[EXTRACT PROVIDED]
According to the 2010 WHO Classification of Tumors of the Digestive System, biliary cystic tumors are no longer defined as biliary cystadenoma, papillomatosis, papillary adenocarcinoma, or biliary cystadenocarcinoma, but instead are redefined as IPNB and MCN of the liver [3]. IPNB is identified as a premalignant lesion or intraepithelial neoplasm of the bile duct and divided into intraductal papillary neoplasms with low-, intermediate-, or high-grade intraepithelial neoplasia, according to tumor cell grade [7,10]. Papillary tumors of the bile duct are relatively rare with a reported prevalence of 4% to 15% among all bile duct cancers [11-13]. On the other hand, MCN of the liver is the biliary counterpart of pancreatic MCN. The disease usually occurs in women and does not exhibit a luminal communication with the pancreatic or bile ducts [14]. MCN also differs from IPNB with respect to the expression of estrogen and progesterone receptors, owing to the presence of a subepithelial ovarian-like stroma in the former. In this case, the intrahepatic bile ducts were markedly dilated with papillary proliferation in the lumen, and the tumor cells exhibited marked atypical appearance. Ovarian-like stroma was not identified. Thus, our final diagnosis was IPNB with an associated invasive carcinoma.
[/EXTRACT PROVIDED]
[SOURCE MATERIAL]
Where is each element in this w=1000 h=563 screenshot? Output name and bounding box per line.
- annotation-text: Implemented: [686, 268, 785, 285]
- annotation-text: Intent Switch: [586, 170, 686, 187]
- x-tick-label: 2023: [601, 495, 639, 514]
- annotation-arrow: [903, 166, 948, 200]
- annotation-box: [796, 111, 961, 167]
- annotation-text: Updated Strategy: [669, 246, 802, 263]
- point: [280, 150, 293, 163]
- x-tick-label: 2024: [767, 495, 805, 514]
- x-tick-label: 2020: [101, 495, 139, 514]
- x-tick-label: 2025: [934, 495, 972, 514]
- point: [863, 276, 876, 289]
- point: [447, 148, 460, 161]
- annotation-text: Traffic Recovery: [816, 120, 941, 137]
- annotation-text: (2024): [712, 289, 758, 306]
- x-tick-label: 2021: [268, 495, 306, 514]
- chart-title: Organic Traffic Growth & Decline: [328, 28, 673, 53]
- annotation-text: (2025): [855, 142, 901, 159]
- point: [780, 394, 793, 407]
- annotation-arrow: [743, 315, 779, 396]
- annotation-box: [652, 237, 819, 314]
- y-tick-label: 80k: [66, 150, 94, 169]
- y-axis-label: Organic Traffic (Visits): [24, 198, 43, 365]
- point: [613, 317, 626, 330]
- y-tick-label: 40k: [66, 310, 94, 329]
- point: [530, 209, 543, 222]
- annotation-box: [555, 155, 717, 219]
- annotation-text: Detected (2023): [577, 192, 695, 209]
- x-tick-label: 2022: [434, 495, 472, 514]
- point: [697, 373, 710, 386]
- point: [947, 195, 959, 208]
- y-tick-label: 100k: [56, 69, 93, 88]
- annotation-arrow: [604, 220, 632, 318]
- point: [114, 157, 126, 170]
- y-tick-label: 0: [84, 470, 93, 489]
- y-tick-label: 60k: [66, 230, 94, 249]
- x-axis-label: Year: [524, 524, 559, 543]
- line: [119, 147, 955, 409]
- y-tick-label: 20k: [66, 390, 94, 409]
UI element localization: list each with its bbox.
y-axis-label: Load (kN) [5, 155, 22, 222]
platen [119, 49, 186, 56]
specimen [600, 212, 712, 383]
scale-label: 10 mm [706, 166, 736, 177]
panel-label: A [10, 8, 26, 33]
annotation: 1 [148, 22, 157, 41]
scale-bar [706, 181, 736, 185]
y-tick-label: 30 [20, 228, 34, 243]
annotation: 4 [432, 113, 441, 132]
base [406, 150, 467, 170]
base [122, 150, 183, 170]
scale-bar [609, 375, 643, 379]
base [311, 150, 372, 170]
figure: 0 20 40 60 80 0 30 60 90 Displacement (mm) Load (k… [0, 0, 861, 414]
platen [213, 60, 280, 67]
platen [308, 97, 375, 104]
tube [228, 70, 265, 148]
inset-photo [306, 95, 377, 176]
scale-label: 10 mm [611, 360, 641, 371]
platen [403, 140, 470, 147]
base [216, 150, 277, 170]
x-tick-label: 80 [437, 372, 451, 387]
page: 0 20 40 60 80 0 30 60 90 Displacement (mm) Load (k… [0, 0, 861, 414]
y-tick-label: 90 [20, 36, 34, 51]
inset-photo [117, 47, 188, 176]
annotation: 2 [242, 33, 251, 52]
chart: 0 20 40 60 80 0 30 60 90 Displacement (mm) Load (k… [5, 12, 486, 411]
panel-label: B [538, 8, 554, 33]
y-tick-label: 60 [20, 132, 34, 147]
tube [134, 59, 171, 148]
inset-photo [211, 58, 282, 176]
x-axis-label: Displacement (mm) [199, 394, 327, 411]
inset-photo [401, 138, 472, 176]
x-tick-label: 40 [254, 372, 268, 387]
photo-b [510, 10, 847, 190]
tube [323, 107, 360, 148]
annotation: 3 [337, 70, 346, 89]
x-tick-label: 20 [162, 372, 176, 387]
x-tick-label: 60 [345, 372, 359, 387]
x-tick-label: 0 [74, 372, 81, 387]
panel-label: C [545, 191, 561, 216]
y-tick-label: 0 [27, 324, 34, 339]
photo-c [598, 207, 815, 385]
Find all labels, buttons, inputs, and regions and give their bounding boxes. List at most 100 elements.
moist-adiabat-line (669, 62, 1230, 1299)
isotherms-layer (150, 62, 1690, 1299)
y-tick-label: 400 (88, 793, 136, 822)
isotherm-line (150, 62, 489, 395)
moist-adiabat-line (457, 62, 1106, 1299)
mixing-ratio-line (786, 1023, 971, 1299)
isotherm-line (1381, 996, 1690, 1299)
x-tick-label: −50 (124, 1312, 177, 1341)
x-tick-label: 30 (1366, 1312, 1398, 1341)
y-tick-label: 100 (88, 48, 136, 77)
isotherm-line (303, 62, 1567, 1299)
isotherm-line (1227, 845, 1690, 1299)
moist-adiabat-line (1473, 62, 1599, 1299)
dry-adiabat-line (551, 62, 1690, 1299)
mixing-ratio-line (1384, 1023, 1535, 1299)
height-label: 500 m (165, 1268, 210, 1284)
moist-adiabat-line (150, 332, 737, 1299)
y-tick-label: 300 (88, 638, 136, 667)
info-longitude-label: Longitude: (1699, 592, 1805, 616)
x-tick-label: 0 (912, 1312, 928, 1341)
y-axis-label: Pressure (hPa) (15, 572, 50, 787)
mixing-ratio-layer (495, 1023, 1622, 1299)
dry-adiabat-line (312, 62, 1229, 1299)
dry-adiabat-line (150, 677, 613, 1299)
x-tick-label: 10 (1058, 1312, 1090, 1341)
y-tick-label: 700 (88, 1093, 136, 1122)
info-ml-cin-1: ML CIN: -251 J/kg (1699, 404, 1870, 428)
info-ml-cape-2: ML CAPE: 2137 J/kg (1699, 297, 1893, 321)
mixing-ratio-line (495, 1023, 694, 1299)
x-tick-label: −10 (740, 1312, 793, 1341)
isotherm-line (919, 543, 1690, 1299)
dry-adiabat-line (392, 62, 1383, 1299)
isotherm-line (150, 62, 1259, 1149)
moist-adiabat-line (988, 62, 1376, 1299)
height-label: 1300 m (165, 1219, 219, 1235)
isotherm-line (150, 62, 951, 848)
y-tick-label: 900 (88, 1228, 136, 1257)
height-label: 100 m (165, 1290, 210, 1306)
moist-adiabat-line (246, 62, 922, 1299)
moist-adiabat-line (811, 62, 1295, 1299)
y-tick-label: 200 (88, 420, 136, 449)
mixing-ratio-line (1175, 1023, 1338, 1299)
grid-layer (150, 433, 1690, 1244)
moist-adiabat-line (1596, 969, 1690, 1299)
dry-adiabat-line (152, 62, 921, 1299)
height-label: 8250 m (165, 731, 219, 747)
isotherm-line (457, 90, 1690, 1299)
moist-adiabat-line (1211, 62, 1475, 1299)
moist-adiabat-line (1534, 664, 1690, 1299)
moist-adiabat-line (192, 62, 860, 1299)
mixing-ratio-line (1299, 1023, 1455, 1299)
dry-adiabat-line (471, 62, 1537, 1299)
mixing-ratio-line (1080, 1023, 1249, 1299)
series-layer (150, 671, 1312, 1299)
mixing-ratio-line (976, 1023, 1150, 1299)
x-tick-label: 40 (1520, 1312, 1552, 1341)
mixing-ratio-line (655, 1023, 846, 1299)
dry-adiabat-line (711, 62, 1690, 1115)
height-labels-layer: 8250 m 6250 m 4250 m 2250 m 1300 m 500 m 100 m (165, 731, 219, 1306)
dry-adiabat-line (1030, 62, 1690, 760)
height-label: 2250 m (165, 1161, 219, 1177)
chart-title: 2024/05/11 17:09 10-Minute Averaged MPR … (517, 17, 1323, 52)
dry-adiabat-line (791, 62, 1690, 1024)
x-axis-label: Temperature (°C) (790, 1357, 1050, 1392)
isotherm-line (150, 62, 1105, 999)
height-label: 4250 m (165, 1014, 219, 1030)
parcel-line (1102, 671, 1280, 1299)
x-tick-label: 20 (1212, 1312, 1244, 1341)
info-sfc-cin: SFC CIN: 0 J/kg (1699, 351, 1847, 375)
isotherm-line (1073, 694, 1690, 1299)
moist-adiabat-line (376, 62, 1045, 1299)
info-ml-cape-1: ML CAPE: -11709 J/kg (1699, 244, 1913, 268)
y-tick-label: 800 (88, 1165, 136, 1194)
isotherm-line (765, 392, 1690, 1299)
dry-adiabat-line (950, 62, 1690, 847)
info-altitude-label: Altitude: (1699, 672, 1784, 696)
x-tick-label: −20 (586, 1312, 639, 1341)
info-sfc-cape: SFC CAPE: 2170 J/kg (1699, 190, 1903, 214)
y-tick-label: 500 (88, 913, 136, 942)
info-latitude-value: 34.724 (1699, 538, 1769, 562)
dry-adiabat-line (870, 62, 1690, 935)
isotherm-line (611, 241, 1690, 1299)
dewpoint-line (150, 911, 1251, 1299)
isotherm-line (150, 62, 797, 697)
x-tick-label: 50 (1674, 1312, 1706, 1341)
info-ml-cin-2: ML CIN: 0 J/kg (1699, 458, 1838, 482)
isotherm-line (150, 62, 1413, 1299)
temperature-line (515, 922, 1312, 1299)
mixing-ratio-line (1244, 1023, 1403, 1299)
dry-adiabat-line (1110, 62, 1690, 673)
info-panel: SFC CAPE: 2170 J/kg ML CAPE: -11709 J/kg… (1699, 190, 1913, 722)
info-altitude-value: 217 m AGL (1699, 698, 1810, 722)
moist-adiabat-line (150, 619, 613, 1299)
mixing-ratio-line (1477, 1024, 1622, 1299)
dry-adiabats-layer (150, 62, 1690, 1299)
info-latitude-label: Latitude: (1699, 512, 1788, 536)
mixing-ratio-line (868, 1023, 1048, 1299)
[/SOURCE MATERIAL]
• WHAT THE EXERCISE ASKS
Decide whether each statement agrees with the text on biliary cystic tumors, answering yes or no and quoting the words of the text that settle it. (a) Under the 2010 WHO classification, biliary cystadenoma is still a defined category of biliary cystic tumor. (b) MCN of the liver usually occurs in women. (c) Ovarian-like stroma was found in this case.

• REPLY
(a) No: "biliary cystic tumors are no longer defined as biliary cystadenoma, papillomatosis, papillary adenocarcinoma, or biliary cystadenocarcinoma"
(b) Yes: "The disease usually occurs in women"
(c) No: "Ovarian-like stroma was not identified."